Supplied records
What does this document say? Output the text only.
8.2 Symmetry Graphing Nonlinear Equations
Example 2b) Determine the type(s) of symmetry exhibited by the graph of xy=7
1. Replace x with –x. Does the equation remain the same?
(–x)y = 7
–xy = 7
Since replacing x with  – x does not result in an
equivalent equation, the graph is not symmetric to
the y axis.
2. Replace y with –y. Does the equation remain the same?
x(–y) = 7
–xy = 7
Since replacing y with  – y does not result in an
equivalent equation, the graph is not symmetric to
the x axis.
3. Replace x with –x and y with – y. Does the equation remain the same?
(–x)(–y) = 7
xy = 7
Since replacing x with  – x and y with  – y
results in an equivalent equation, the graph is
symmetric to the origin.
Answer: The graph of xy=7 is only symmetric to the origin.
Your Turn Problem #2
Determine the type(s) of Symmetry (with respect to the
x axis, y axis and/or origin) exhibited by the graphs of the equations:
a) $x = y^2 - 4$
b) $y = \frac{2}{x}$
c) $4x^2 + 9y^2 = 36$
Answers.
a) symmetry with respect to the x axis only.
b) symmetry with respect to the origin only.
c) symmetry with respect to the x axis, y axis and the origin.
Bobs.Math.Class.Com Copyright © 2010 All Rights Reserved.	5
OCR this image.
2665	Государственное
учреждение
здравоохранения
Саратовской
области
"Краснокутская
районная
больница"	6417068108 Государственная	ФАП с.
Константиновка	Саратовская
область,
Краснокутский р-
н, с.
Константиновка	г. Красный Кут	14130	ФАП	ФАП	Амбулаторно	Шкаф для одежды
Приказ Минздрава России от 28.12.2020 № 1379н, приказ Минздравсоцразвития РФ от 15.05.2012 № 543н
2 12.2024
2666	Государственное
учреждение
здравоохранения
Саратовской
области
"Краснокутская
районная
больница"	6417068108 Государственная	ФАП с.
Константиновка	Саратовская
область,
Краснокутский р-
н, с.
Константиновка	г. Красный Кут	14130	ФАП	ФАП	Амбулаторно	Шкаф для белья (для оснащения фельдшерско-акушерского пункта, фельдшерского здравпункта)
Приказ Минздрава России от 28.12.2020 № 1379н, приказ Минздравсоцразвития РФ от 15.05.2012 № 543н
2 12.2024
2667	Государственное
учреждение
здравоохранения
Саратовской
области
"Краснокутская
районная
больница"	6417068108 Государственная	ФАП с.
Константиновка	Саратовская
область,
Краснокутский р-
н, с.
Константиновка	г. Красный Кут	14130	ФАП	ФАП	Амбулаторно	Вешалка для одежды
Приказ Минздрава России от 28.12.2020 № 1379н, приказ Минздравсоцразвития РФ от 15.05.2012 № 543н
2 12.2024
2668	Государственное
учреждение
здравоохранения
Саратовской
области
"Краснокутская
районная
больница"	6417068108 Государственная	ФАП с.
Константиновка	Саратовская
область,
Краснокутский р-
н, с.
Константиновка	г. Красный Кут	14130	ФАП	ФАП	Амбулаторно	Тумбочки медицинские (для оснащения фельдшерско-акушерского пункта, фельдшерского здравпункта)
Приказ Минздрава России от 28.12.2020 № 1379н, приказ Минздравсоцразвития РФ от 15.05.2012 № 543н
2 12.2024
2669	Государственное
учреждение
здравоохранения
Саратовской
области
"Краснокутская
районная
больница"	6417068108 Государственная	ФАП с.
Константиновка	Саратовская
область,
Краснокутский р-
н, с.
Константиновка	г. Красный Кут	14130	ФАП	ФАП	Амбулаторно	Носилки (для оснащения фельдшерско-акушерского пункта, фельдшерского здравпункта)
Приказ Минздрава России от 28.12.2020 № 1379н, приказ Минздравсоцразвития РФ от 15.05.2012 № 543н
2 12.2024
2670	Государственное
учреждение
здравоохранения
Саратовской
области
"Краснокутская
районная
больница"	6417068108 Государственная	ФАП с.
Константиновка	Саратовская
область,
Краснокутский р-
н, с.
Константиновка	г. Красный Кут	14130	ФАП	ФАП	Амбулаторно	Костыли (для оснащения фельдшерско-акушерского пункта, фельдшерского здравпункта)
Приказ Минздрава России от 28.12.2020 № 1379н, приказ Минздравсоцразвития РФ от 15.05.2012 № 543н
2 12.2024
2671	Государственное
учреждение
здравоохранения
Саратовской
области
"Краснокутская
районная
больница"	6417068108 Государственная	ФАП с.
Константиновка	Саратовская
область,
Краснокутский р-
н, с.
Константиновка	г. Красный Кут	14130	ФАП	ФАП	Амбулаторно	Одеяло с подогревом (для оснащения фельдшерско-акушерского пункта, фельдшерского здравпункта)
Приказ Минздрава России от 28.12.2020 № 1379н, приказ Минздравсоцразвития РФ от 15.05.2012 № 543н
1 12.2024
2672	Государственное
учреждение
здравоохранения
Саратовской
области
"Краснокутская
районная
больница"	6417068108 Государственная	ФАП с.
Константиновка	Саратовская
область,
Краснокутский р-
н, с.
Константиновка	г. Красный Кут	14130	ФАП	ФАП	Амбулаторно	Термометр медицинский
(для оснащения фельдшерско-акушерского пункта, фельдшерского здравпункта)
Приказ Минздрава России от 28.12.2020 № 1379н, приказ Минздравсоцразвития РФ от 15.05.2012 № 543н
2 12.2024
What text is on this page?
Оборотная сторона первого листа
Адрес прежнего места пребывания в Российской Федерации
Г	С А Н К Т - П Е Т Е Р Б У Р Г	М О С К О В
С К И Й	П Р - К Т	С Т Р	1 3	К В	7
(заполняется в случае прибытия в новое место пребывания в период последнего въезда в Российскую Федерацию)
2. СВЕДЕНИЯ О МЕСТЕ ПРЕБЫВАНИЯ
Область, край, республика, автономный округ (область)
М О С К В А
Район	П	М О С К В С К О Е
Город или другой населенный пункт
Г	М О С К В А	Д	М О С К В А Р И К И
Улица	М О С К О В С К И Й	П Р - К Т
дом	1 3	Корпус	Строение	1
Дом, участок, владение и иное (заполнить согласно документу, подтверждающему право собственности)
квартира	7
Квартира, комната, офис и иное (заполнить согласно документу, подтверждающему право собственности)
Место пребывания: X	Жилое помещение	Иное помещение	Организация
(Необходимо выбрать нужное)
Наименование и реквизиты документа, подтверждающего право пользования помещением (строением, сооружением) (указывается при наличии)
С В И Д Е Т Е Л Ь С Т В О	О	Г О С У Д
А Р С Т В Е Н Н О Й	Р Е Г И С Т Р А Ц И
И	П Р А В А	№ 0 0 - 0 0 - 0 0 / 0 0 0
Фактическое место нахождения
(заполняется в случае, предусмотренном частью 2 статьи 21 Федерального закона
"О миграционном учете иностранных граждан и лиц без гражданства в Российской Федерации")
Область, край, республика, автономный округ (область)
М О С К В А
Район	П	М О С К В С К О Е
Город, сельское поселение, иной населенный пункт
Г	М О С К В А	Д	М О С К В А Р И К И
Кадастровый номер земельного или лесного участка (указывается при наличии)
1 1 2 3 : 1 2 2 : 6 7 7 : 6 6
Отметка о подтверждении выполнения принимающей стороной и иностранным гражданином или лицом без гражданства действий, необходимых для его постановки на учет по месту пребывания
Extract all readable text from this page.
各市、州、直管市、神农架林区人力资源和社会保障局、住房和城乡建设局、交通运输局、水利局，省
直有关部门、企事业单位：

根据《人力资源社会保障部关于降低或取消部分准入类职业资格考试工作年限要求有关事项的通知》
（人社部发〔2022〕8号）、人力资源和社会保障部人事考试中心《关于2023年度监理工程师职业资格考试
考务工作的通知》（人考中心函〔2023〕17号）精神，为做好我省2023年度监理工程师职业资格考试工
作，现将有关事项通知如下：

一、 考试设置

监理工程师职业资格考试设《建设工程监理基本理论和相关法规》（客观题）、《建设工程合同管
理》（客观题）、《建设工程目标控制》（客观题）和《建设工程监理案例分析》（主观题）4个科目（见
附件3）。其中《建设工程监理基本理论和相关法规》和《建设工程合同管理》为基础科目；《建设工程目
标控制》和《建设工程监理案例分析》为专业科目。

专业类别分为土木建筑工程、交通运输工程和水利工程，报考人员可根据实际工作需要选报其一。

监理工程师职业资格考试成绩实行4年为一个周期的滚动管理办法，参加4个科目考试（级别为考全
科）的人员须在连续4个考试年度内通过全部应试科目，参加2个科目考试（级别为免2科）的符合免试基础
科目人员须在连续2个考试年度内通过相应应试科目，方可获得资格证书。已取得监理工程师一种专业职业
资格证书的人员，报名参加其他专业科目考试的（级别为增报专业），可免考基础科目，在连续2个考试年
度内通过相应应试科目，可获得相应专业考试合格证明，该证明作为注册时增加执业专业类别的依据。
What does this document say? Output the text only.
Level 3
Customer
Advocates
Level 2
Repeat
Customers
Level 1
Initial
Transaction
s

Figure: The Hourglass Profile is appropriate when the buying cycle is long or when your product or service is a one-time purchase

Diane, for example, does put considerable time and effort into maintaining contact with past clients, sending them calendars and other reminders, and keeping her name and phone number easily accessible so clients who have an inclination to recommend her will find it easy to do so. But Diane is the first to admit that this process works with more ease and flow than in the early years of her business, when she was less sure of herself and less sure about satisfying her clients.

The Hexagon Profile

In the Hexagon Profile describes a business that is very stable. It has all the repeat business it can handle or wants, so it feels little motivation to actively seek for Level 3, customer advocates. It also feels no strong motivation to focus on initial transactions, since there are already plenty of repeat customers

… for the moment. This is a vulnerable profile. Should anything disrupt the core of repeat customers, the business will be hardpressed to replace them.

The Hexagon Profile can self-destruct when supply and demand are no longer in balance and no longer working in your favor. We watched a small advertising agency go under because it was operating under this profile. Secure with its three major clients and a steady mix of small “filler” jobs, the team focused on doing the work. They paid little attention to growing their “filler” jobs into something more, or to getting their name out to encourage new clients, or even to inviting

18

What needs to be done
Copy each line in the data that holds the word "建设工程监理案例分析".

Exercise output
理》（客观题）、《建设工程目标控制》（客观题）和《建设工程监理案例分析》（主观题）4个科目（见
标控制》和《建设工程监理案例分析》为专业科目。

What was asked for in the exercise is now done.